Exercise brief: Please give the listing again, word for word, with nothing left out.

Provided information:
•••
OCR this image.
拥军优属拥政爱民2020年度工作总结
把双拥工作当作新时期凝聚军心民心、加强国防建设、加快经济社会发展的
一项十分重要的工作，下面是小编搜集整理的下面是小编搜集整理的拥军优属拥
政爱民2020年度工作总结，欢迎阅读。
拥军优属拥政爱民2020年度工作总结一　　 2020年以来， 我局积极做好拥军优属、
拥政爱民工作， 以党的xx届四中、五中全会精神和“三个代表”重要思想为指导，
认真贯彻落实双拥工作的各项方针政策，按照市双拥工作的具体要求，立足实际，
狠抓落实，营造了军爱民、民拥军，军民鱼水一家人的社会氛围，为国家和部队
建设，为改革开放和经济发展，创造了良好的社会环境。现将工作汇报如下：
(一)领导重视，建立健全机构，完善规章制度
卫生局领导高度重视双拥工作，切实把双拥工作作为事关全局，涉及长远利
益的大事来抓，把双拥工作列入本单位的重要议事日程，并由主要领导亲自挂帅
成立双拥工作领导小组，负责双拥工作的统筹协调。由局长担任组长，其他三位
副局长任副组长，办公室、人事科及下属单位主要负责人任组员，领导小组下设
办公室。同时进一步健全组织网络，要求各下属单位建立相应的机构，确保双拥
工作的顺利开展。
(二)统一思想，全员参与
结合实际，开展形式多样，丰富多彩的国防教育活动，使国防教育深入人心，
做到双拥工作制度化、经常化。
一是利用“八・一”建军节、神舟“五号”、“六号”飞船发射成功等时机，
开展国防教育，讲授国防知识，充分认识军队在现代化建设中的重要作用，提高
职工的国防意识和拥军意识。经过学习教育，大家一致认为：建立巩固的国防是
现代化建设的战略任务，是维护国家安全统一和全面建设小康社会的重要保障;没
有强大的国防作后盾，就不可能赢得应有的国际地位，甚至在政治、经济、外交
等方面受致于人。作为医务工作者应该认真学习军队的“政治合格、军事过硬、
•••
Task solution:
OCR this image.
拥军优属拥政爱民2020年度工作总结
把双拥工作当作新时期凝聚军心民心、加强国防建设、加快经济社会发展的
一项十分重要的工作，下面是小编搜集整理的下面是小编搜集整理的拥军优属拥
政爱民2020年度工作总结，欢迎阅读。
拥军优属拥政爱民2020年度工作总结一　　 2020年以来， 我局积极做好拥军优属、
拥政爱民工作， 以党的xx届四中、五中全会精神和“三个代表”重要思想为指导，
认真贯彻落实双拥工作的各项方针政策，按照市双拥工作的具体要求，立足实际，
狠抓落实，营造了军爱民、民拥军，军民鱼水一家人的社会氛围，为国家和部队
建设，为改革开放和经济发展，创造了良好的社会环境。现将工作汇报如下：
(一)领导重视，建立健全机构，完善规章制度
卫生局领导高度重视双拥工作，切实把双拥工作作为事关全局，涉及长远利
益的大事来抓，把双拥工作列入本单位的重要议事日程，并由主要领导亲自挂帅
成立双拥工作领导小组，负责双拥工作的统筹协调。由局长担任组长，其他三位
副局长任副组长，办公室、人事科及下属单位主要负责人任组员，领导小组下设
办公室。同时进一步健全组织网络，要求各下属单位建立相应的机构，确保双拥
工作的顺利开展。
(二)统一思想，全员参与
结合实际，开展形式多样，丰富多彩的国防教育活动，使国防教育深入人心，
做到双拥工作制度化、经常化。
一是利用“八・一”建军节、神舟“五号”、“六号”飞船发射成功等时机，
开展国防教育，讲授国防知识，充分认识军队在现代化建设中的重要作用，提高
职工的国防意识和拥军意识。经过学习教育，大家一致认为：建立巩固的国防是
现代化建设的战略任务，是维护国家安全统一和全面建设小康社会的重要保障;没
有强大的国防作后盾，就不可能赢得应有的国际地位，甚至在政治、经济、外交
等方面受致于人。作为医务工作者应该认真学习军队的“政治合格、军事过硬、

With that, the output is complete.